Show all lines that include the string "water"; copy each one.
---------- Recorded information ----------
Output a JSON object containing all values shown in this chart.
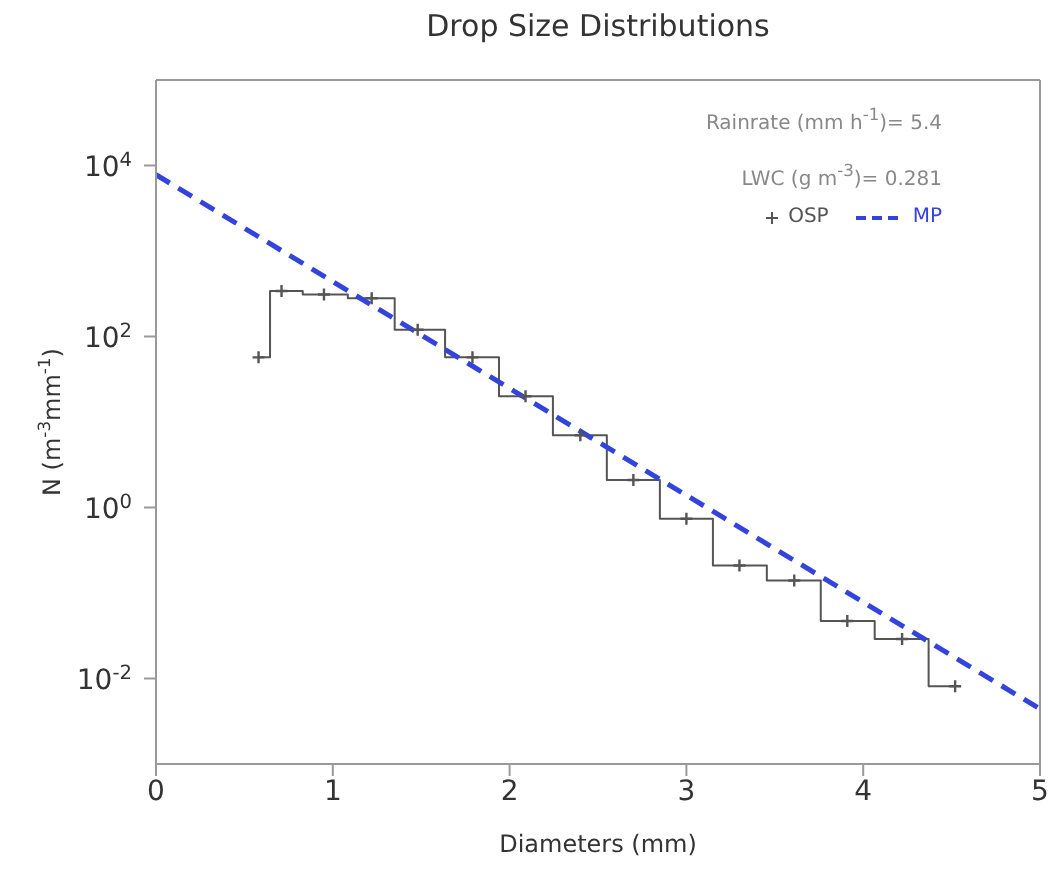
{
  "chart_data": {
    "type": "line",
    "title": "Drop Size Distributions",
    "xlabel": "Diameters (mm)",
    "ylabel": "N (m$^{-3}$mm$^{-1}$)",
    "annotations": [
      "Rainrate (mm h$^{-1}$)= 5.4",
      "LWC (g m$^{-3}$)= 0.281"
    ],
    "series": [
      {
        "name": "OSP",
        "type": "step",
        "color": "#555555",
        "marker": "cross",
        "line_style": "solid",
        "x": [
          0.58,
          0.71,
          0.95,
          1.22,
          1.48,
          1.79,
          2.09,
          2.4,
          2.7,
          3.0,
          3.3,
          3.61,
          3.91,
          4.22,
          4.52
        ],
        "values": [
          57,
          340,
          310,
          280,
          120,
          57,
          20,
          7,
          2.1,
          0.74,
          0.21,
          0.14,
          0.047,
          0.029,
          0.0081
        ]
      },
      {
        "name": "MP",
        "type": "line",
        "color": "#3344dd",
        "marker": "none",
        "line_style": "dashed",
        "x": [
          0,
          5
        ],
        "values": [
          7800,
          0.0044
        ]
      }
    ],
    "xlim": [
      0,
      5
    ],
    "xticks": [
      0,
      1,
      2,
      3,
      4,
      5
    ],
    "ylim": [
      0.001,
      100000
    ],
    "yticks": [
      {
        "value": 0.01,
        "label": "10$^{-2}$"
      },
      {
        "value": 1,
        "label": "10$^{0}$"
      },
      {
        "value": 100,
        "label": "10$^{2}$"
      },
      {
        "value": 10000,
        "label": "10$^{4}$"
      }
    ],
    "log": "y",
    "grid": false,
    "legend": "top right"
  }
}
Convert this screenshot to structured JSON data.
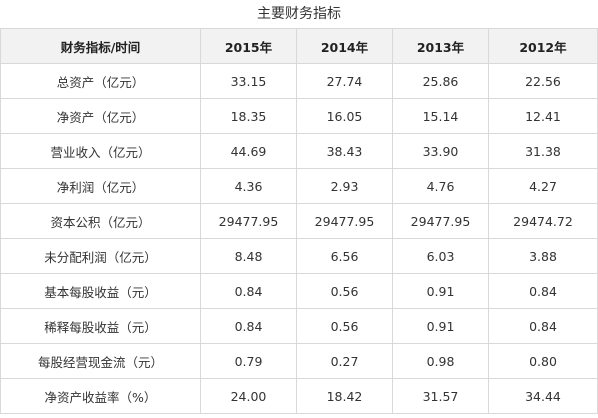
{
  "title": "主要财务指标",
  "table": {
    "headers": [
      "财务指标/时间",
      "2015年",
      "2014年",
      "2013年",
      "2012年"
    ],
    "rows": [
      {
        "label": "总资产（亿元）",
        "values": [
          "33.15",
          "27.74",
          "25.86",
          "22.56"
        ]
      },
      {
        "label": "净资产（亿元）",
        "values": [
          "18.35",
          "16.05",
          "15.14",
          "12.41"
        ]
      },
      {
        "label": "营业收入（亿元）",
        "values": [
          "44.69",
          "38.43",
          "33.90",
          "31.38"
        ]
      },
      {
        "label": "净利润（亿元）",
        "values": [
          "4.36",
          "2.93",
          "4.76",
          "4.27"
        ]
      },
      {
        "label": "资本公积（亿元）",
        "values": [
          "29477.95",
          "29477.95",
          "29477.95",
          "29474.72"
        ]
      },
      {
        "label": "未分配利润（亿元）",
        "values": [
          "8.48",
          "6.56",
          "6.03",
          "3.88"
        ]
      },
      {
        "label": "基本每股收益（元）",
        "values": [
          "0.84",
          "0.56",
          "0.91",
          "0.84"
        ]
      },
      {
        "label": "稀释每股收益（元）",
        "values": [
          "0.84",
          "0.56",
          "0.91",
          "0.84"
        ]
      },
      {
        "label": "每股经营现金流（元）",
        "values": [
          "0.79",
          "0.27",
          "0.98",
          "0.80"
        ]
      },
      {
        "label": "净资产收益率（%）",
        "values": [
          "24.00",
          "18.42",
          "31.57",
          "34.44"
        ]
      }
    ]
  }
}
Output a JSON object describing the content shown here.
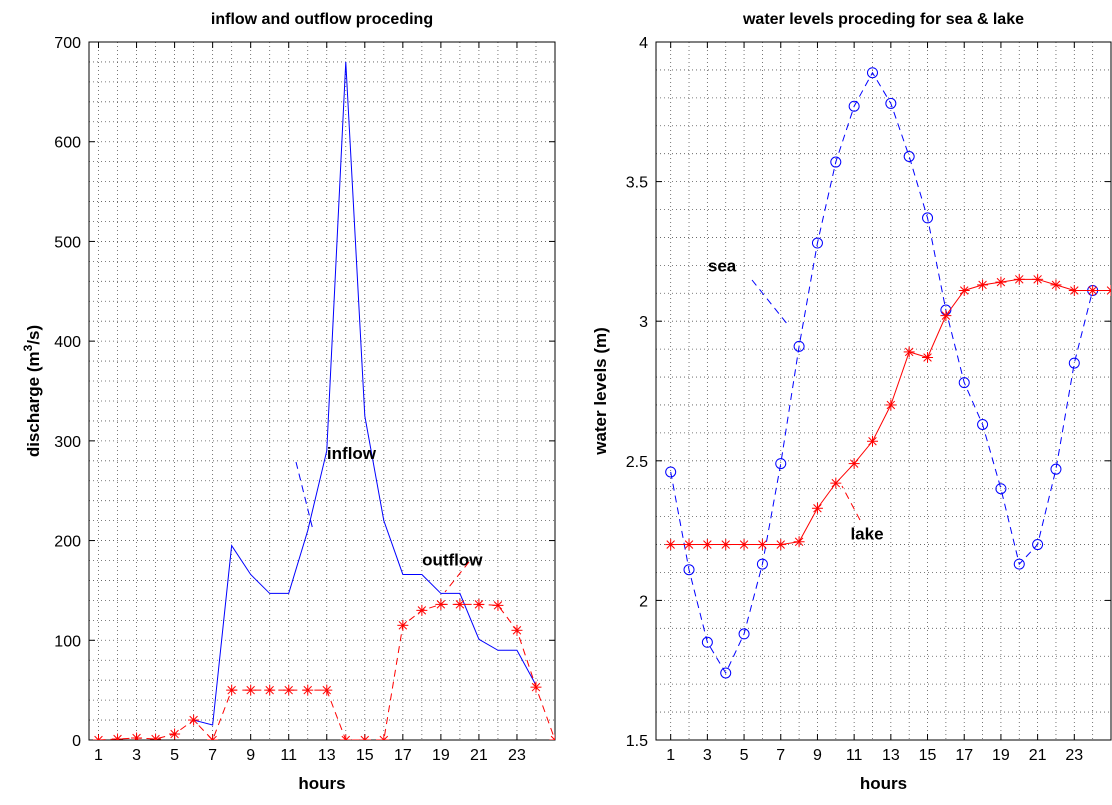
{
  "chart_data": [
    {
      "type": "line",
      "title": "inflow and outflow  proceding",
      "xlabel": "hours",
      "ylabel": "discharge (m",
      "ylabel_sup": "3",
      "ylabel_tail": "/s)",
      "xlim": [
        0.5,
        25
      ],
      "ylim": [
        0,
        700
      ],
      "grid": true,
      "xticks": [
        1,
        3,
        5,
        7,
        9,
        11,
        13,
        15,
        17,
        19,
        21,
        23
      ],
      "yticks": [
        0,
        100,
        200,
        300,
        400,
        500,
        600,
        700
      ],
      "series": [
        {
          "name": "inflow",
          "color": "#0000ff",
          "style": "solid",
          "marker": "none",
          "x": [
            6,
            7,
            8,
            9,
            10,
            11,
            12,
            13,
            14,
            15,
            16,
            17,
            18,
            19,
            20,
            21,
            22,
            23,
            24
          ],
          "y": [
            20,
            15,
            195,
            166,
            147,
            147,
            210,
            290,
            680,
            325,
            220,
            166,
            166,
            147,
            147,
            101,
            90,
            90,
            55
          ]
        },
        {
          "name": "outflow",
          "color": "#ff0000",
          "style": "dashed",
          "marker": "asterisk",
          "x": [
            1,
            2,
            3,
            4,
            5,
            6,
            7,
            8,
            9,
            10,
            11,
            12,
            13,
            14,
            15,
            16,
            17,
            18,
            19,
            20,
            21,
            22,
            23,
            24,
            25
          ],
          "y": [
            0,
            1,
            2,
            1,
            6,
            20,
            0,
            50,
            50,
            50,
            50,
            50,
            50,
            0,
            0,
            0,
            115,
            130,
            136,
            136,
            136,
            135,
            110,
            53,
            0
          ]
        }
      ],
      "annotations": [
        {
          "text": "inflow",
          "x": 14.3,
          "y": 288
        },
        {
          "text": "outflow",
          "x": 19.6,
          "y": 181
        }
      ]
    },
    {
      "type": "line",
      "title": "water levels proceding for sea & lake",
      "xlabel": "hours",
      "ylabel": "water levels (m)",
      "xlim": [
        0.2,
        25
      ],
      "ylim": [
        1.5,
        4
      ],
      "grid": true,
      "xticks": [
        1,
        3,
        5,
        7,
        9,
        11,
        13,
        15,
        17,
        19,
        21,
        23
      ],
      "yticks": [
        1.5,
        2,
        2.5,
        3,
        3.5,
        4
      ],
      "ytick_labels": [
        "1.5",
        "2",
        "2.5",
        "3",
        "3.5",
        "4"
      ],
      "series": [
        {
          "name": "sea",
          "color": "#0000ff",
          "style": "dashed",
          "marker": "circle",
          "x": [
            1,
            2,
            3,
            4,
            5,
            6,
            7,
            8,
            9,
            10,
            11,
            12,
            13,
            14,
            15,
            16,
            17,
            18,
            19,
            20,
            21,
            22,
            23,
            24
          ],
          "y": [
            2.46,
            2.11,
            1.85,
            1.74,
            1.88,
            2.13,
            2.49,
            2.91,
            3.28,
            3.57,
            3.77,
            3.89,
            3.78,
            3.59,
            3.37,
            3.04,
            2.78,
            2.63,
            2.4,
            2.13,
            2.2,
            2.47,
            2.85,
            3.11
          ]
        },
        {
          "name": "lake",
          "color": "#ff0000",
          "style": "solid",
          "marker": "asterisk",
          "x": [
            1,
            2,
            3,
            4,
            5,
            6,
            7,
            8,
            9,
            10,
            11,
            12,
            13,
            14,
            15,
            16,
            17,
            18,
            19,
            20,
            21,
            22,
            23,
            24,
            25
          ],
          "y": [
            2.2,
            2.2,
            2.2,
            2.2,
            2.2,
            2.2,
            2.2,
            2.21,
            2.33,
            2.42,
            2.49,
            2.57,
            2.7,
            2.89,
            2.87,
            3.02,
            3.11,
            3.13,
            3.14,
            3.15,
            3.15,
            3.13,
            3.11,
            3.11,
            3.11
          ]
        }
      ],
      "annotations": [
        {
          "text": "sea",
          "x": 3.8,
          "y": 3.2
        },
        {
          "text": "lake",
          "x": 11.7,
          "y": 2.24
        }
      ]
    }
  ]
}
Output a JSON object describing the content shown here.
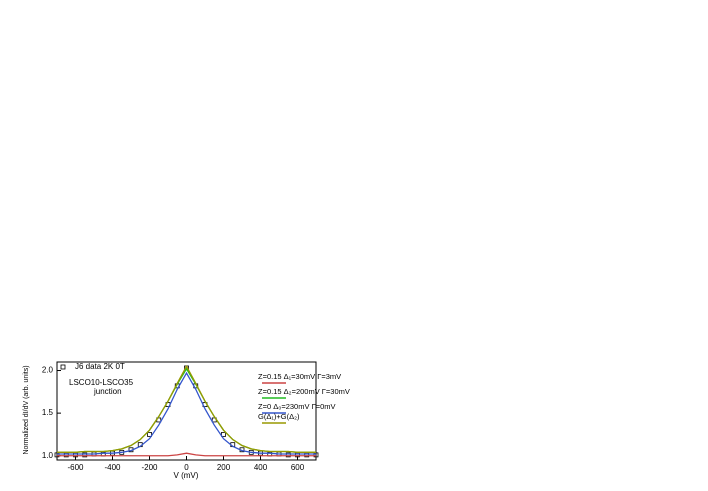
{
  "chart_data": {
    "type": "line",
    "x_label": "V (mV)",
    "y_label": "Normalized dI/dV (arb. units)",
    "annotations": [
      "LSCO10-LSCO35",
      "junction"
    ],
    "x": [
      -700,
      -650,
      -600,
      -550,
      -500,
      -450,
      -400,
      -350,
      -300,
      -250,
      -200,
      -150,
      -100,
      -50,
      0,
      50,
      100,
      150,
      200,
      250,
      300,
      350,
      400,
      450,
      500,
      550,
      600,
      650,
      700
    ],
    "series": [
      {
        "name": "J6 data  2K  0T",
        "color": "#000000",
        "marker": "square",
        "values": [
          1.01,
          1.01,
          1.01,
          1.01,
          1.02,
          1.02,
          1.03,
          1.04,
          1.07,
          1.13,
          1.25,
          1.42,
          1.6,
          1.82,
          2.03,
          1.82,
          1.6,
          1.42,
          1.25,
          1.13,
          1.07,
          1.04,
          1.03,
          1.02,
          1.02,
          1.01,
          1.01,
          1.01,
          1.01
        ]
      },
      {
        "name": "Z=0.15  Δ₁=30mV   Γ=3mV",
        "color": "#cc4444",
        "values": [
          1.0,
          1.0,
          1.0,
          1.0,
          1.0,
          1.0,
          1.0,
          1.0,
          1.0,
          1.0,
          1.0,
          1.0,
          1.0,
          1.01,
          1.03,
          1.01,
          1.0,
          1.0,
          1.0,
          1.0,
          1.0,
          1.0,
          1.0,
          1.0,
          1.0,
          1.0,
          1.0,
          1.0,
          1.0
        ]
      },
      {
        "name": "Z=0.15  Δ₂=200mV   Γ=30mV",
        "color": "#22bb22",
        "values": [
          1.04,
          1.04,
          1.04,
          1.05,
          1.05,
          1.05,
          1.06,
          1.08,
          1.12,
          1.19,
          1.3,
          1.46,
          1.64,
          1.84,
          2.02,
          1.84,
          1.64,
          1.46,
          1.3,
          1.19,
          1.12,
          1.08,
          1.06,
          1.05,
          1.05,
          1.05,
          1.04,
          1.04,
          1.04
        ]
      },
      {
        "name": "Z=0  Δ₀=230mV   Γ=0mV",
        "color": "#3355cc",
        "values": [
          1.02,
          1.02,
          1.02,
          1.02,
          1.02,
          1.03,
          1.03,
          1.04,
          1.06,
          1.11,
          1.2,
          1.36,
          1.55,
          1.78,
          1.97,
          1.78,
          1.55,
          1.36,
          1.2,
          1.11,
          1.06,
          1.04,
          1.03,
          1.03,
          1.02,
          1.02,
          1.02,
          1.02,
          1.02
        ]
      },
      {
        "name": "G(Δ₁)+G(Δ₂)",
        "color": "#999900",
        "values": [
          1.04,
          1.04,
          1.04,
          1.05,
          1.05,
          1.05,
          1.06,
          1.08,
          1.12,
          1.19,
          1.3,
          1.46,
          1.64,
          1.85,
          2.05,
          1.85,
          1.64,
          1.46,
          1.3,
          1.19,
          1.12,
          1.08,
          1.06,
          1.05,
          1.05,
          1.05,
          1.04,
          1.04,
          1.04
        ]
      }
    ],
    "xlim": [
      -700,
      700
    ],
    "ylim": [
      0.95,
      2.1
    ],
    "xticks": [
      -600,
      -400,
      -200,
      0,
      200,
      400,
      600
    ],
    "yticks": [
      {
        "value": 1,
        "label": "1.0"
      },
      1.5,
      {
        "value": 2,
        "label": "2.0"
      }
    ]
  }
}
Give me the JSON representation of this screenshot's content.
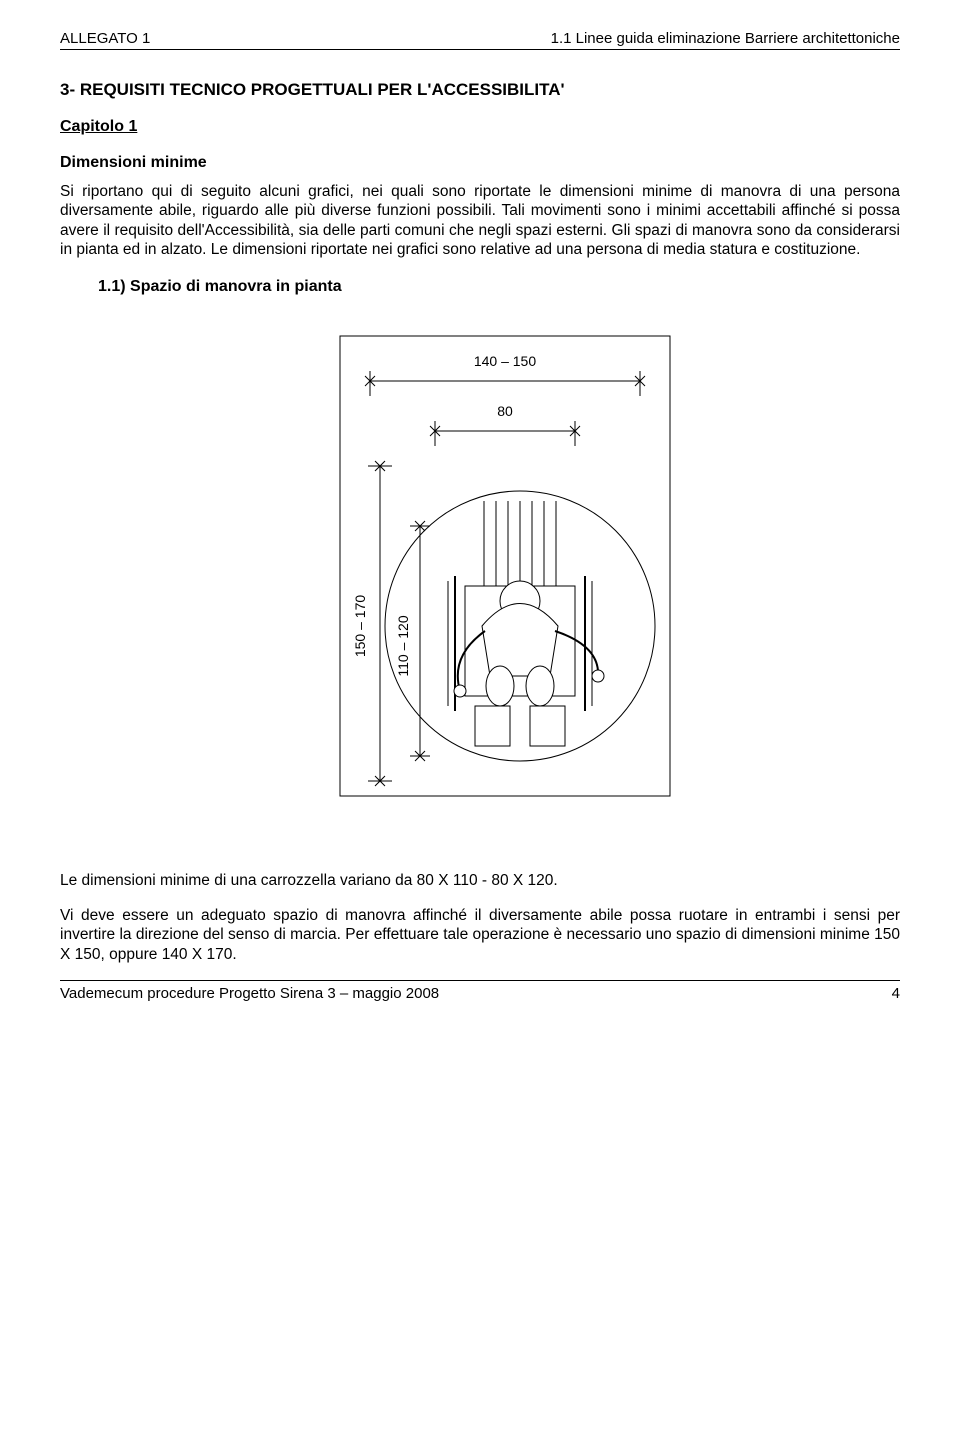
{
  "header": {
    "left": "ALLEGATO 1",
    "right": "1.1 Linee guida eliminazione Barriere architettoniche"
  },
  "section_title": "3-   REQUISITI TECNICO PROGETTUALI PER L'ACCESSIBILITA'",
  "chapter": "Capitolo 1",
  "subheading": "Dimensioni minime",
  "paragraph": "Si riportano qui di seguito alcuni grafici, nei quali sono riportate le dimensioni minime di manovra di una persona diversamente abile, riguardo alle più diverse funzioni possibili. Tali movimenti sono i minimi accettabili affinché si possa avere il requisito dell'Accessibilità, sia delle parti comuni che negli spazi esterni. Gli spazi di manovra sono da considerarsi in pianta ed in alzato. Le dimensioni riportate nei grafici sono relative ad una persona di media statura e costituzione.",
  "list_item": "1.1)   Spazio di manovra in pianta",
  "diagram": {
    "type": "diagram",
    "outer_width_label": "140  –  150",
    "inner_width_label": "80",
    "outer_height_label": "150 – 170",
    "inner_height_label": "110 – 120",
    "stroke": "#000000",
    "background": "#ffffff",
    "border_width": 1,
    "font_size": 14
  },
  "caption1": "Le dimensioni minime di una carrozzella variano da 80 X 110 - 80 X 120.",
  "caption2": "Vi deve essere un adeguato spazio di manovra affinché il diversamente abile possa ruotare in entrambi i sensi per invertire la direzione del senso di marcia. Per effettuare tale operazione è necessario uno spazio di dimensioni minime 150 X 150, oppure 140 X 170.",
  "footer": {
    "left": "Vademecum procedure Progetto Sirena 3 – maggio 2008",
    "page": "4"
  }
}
----------
• _Output of the exercise_:
      "title": "water levels proceding for sea & lake",
      "ylabel": "water levels (m)",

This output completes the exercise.